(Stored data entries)

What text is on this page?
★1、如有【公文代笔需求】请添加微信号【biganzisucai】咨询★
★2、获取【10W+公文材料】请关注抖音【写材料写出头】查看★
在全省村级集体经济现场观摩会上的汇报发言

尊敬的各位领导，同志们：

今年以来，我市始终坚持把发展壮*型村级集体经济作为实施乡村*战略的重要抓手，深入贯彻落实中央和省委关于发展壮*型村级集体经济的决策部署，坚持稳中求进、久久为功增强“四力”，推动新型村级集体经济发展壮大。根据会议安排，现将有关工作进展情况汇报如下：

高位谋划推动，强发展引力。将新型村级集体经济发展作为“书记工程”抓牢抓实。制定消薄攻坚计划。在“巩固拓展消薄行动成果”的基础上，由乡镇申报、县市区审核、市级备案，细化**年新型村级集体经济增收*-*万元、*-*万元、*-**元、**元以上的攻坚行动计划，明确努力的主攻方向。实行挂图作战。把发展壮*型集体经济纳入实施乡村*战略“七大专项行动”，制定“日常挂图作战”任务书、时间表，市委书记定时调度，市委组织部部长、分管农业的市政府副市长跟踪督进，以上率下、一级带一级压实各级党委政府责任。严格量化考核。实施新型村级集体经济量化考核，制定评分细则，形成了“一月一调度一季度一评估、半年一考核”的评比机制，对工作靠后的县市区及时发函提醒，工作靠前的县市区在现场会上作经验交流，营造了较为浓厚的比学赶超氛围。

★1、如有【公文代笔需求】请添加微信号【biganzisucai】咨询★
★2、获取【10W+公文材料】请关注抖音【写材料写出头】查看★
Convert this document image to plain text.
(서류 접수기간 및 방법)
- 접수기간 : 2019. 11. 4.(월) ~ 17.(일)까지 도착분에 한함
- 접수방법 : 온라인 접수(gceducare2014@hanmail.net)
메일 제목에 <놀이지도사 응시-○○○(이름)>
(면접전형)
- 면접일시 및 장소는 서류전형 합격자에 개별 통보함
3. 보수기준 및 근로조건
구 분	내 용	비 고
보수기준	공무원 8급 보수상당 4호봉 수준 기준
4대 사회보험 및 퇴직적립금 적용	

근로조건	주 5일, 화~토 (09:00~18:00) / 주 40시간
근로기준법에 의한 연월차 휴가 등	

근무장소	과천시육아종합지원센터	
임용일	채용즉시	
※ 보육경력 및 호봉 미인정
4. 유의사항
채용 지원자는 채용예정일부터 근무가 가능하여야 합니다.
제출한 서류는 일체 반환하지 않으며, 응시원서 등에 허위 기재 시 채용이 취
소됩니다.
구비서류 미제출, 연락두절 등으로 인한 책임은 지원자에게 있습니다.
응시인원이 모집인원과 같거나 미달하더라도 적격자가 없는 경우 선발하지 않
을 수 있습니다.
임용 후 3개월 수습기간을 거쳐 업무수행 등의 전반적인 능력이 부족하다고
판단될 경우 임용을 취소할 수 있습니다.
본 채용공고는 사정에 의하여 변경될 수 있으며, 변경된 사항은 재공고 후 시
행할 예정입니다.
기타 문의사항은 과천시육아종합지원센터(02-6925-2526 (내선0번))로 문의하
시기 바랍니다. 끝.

* _EXERCISE_: Print only the lines from the one with "Convert this document image to plain text." to the end of the records, both included.

* _RESULT BELOW_:
Convert this document image to plain text.
(서류 접수기간 및 방법)
- 접수기간 : 2019. 11. 4.(월) ~ 17.(일)까지 도착분에 한함
- 접수방법 : 온라인 접수(gceducare2014@hanmail.net)
메일 제목에 <놀이지도사 응시-○○○(이름)>
(면접전형)
- 면접일시 및 장소는 서류전형 합격자에 개별 통보함
3. 보수기준 및 근로조건
구 분	내 용	비 고
보수기준	공무원 8급 보수상당 4호봉 수준 기준
4대 사회보험 및 퇴직적립금 적용	

근로조건	주 5일, 화~토 (09:00~18:00) / 주 40시간
근로기준법에 의한 연월차 휴가 등	

근무장소	과천시육아종합지원센터	
임용일	채용즉시	
※ 보육경력 및 호봉 미인정
4. 유의사항
채용 지원자는 채용예정일부터 근무가 가능하여야 합니다.
제출한 서류는 일체 반환하지 않으며, 응시원서 등에 허위 기재 시 채용이 취
소됩니다.
구비서류 미제출, 연락두절 등으로 인한 책임은 지원자에게 있습니다.
응시인원이 모집인원과 같거나 미달하더라도 적격자가 없는 경우 선발하지 않
을 수 있습니다.
임용 후 3개월 수습기간을 거쳐 업무수행 등의 전반적인 능력이 부족하다고
판단될 경우 임용을 취소할 수 있습니다.
본 채용공고는 사정에 의하여 변경될 수 있으며, 변경된 사항은 재공고 후 시
행할 예정입니다.
기타 문의사항은 과천시육아종합지원센터(02-6925-2526 (내선0번))로 문의하
시기 바랍니다. 끝.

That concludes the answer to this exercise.